EXERCISE TASK:
Look through the material and copy each line holding "Spectral".

EXERCISE MATERIALS:
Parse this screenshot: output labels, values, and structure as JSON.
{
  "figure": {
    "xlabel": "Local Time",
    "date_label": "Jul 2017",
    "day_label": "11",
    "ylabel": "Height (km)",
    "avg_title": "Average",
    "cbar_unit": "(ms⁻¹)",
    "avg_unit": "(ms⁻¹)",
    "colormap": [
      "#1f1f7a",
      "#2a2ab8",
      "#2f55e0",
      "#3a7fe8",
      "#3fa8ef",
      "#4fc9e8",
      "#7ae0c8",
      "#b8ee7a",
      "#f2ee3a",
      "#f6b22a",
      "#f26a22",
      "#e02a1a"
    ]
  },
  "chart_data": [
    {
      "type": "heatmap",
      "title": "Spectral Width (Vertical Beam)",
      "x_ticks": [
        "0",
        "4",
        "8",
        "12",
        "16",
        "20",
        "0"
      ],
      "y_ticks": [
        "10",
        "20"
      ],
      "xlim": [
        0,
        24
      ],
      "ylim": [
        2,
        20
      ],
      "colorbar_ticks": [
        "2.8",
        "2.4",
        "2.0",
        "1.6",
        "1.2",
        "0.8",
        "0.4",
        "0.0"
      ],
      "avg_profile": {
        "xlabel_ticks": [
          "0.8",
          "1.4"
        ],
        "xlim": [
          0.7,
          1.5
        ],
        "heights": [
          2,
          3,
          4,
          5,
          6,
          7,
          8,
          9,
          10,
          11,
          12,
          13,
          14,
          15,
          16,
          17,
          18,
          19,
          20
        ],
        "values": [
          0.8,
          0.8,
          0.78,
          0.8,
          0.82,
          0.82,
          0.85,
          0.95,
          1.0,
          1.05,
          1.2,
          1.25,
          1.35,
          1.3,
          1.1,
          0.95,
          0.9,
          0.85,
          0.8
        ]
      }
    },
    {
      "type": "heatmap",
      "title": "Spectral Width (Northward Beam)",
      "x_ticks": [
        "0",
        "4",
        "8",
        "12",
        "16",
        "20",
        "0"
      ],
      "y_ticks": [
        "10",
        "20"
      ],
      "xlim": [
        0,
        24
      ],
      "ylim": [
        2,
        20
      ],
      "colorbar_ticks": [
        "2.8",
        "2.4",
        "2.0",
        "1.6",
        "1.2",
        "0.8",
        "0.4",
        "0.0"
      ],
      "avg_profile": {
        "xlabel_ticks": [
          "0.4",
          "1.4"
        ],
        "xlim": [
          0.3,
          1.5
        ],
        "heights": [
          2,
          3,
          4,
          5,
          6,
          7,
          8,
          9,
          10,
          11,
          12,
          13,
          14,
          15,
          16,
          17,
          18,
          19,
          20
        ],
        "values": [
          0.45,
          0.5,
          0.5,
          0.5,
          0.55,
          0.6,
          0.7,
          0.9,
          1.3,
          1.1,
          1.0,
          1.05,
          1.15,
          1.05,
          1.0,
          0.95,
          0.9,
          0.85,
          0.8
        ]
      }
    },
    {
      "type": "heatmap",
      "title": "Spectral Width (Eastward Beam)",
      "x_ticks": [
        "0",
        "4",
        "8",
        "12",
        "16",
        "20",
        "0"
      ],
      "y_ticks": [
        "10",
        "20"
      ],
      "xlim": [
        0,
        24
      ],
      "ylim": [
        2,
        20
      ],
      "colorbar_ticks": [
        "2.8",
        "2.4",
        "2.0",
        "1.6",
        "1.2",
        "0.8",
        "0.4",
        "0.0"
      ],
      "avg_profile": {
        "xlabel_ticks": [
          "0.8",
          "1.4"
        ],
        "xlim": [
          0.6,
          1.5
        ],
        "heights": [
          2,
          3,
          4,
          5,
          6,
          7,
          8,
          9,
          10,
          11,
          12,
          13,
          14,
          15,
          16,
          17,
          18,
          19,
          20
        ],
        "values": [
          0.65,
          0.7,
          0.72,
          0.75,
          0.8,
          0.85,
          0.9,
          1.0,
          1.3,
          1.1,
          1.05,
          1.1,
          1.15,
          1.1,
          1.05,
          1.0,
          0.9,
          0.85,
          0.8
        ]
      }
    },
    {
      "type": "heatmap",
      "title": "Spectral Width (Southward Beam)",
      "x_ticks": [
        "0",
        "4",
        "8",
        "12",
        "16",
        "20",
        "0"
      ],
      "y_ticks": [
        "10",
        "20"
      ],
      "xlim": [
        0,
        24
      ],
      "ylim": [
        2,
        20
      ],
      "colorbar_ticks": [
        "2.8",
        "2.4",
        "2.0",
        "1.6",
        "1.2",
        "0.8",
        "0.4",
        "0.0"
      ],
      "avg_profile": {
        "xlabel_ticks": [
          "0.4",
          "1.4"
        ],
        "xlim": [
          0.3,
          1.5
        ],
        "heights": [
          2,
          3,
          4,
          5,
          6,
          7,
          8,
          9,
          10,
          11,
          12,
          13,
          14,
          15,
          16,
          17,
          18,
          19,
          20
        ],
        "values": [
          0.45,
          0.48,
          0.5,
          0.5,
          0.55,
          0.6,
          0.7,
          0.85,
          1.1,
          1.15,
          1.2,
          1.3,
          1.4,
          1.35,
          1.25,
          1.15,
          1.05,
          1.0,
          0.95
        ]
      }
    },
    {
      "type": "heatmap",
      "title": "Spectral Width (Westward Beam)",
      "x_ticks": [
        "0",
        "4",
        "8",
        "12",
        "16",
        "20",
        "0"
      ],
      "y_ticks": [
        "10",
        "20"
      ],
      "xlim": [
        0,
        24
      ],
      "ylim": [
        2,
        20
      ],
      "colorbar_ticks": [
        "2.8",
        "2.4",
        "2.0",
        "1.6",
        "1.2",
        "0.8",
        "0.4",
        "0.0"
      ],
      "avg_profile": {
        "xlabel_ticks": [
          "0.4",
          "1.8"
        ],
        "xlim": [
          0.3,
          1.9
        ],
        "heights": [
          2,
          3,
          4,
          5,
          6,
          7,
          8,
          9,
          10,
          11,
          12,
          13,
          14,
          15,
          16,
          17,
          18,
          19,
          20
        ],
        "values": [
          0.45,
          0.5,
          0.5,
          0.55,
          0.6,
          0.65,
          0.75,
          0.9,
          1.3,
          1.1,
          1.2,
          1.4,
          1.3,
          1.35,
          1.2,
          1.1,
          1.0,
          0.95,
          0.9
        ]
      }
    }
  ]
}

ANSWER TO THIS EXERCISE:
      "title": "Spectral Width (Vertical Beam)",
      "title": "Spectral Width (Northward Beam)",
      "title": "Spectral Width (Eastward Beam)",
      "title": "Spectral Width (Southward Beam)",
      "title": "Spectral Width (Westward Beam)",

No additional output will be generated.